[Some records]
+ + + + +
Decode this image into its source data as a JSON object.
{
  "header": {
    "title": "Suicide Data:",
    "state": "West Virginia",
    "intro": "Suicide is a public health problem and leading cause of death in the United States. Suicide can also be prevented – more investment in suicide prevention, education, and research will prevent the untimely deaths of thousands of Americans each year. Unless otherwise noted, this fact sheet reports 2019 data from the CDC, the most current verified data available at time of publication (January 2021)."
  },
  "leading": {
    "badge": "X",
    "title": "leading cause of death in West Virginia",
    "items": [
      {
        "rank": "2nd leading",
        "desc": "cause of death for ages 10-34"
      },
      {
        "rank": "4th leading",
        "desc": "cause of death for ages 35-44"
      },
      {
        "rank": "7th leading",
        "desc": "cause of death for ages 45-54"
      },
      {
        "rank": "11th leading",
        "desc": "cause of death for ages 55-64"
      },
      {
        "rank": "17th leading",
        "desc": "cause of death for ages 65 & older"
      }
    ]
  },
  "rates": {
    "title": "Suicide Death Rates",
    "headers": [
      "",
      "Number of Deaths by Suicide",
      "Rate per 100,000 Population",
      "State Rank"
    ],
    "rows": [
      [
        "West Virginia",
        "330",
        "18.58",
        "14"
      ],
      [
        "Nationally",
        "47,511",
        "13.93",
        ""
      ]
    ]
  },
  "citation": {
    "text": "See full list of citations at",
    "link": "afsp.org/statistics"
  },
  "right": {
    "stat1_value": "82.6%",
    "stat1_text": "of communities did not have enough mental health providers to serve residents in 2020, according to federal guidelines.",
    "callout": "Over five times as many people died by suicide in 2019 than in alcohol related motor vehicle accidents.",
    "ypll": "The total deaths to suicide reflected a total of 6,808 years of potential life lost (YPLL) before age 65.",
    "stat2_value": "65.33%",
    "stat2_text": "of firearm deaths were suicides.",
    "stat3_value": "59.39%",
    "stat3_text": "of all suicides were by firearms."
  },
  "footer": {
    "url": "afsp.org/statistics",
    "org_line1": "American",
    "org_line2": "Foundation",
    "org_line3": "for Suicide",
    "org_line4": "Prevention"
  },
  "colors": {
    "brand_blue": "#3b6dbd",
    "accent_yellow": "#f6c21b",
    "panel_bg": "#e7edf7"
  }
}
+ + + + +
[WORK INSTRUCTIONS]
Return the listing above in full, character for character.

[EXERCISE ANSWER]
Decode this image into its source data as a JSON object.
{
  "header": {
    "title": "Suicide Data:",
    "state": "West Virginia",
    "intro": "Suicide is a public health problem and leading cause of death in the United States. Suicide can also be prevented – more investment in suicide prevention, education, and research will prevent the untimely deaths of thousands of Americans each year. Unless otherwise noted, this fact sheet reports 2019 data from the CDC, the most current verified data available at time of publication (January 2021)."
  },
  "leading": {
    "badge": "X",
    "title": "leading cause of death in West Virginia",
    "items": [
      {
        "rank": "2nd leading",
        "desc": "cause of death for ages 10-34"
      },
      {
        "rank": "4th leading",
        "desc": "cause of death for ages 35-44"
      },
      {
        "rank": "7th leading",
        "desc": "cause of death for ages 45-54"
      },
      {
        "rank": "11th leading",
        "desc": "cause of death for ages 55-64"
      },
      {
        "rank": "17th leading",
        "desc": "cause of death for ages 65 & older"
      }
    ]
  },
  "rates": {
    "title": "Suicide Death Rates",
    "headers": [
      "",
      "Number of Deaths by Suicide",
      "Rate per 100,000 Population",
      "State Rank"
    ],
    "rows": [
      [
        "West Virginia",
        "330",
        "18.58",
        "14"
      ],
      [
        "Nationally",
        "47,511",
        "13.93",
        ""
      ]
    ]
  },
  "citation": {
    "text": "See full list of citations at",
    "link": "afsp.org/statistics"
  },
  "right": {
    "stat1_value": "82.6%",
    "stat1_text": "of communities did not have enough mental health providers to serve residents in 2020, according to federal guidelines.",
    "callout": "Over five times as many people died by suicide in 2019 than in alcohol related motor vehicle accidents.",
    "ypll": "The total deaths to suicide reflected a total of 6,808 years of potential life lost (YPLL) before age 65.",
    "stat2_value": "65.33%",
    "stat2_text": "of firearm deaths were suicides.",
    "stat3_value": "59.39%",
    "stat3_text": "of all suicides were by firearms."
  },
  "footer": {
    "url": "afsp.org/statistics",
    "org_line1": "American",
    "org_line2": "Foundation",
    "org_line3": "for Suicide",
    "org_line4": "Prevention"
  },
  "colors": {
    "brand_blue": "#3b6dbd",
    "accent_yellow": "#f6c21b",
    "panel_bg": "#e7edf7"
  }
}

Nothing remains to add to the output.